» **GOAL**: Find the string "JSON" in the entries and copy each line that has it.

(Records about charts and figures)
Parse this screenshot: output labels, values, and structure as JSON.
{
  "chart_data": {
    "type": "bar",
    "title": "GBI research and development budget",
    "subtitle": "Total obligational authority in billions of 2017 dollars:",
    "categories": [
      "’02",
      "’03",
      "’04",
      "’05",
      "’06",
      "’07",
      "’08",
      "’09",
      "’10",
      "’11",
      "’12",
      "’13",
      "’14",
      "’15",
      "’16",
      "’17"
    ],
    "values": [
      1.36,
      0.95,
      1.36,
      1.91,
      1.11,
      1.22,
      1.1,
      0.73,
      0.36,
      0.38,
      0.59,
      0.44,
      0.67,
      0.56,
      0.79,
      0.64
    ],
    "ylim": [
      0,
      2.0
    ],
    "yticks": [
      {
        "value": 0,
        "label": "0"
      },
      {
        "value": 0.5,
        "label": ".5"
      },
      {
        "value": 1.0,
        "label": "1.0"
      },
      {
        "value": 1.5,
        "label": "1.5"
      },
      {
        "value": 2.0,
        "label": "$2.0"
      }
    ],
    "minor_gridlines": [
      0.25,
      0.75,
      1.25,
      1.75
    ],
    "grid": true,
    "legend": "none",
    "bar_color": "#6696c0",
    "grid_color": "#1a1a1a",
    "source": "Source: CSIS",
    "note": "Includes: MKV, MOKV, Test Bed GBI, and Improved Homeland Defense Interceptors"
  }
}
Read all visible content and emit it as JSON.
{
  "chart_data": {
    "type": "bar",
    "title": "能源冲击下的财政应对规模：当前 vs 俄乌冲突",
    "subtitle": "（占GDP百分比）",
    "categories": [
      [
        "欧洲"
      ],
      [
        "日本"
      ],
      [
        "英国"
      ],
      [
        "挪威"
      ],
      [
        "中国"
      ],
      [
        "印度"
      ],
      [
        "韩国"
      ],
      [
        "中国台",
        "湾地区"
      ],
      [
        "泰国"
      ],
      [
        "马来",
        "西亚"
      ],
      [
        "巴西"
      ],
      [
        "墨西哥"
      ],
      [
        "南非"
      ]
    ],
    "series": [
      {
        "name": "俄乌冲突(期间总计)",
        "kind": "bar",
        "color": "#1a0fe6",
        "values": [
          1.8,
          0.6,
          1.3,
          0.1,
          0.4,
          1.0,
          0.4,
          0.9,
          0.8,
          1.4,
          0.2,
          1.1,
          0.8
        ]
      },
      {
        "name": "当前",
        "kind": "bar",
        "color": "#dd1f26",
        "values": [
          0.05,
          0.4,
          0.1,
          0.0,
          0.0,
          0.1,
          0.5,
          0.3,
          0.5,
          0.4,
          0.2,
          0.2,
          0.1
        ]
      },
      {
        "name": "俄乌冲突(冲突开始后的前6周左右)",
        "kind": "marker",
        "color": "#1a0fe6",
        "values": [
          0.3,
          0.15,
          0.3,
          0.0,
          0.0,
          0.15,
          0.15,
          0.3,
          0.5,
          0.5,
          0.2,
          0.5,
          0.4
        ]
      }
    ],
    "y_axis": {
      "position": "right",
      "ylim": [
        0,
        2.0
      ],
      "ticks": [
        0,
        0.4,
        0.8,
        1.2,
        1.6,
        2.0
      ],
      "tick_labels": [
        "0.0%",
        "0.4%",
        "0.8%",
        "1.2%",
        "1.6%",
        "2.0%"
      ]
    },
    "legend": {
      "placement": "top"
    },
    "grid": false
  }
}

» **RESPONSE BELOW**:
Parse this screenshot: output labels, values, and structure as JSON.
Read all visible content and emit it as JSON.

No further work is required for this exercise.